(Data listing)
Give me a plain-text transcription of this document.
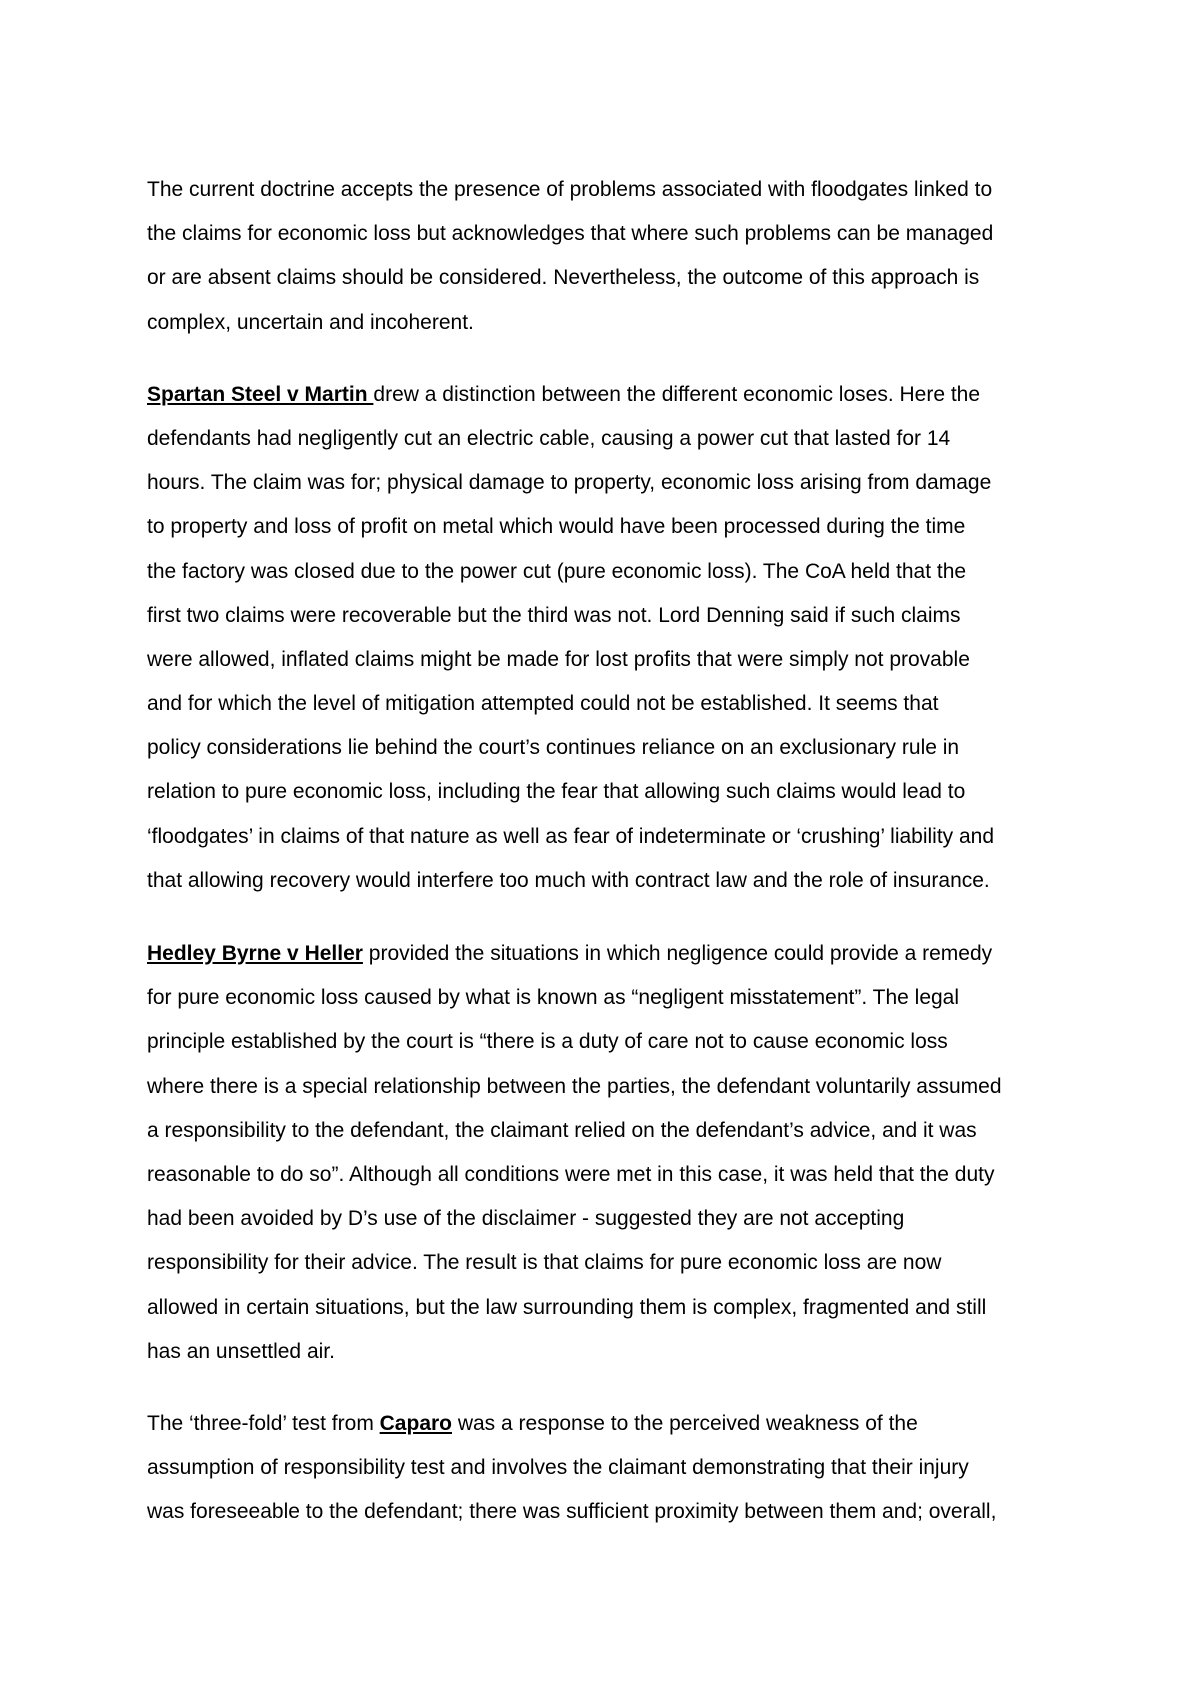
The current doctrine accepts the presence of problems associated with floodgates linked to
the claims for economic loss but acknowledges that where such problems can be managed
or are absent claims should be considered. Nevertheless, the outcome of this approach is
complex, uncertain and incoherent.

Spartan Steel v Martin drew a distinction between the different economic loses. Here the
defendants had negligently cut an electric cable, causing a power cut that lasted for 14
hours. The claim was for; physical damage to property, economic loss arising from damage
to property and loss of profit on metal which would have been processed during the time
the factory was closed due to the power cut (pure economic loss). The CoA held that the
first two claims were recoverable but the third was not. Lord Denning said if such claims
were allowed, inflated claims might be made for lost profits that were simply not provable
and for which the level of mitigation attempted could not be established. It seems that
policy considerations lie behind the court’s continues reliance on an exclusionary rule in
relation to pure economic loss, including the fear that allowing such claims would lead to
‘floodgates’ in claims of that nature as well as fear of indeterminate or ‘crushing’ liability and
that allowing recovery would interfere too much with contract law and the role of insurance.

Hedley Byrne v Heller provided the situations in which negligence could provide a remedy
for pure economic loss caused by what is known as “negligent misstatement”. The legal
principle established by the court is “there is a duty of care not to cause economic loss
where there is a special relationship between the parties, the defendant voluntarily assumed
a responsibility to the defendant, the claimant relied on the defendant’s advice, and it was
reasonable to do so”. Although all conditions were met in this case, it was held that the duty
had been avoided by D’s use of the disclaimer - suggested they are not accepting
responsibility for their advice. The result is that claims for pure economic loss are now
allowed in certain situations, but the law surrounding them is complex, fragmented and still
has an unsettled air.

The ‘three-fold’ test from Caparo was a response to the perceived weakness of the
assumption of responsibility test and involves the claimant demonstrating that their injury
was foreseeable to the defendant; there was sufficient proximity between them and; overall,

» **PROBLEM TO WORK ON**
Make an exact copy of all entries above, dropping the images.

» **RESULT**
Give me a plain-text transcription of this document.
The current doctrine accepts the presence of problems associated with floodgates linked to
the claims for economic loss but acknowledges that where such problems can be managed
or are absent claims should be considered. Nevertheless, the outcome of this approach is
complex, uncertain and incoherent.

Spartan Steel v Martin drew a distinction between the different economic loses. Here the
defendants had negligently cut an electric cable, causing a power cut that lasted for 14
hours. The claim was for; physical damage to property, economic loss arising from damage
to property and loss of profit on metal which would have been processed during the time
the factory was closed due to the power cut (pure economic loss). The CoA held that the
first two claims were recoverable but the third was not. Lord Denning said if such claims
were allowed, inflated claims might be made for lost profits that were simply not provable
and for which the level of mitigation attempted could not be established. It seems that
policy considerations lie behind the court’s continues reliance on an exclusionary rule in
relation to pure economic loss, including the fear that allowing such claims would lead to
‘floodgates’ in claims of that nature as well as fear of indeterminate or ‘crushing’ liability and
that allowing recovery would interfere too much with contract law and the role of insurance.

Hedley Byrne v Heller provided the situations in which negligence could provide a remedy
for pure economic loss caused by what is known as “negligent misstatement”. The legal
principle established by the court is “there is a duty of care not to cause economic loss
where there is a special relationship between the parties, the defendant voluntarily assumed
a responsibility to the defendant, the claimant relied on the defendant’s advice, and it was
reasonable to do so”. Although all conditions were met in this case, it was held that the duty
had been avoided by D’s use of the disclaimer - suggested they are not accepting
responsibility for their advice. The result is that claims for pure economic loss are now
allowed in certain situations, but the law surrounding them is complex, fragmented and still
has an unsettled air.

The ‘three-fold’ test from Caparo was a response to the perceived weakness of the
assumption of responsibility test and involves the claimant demonstrating that their injury
was foreseeable to the defendant; there was sufficient proximity between them and; overall,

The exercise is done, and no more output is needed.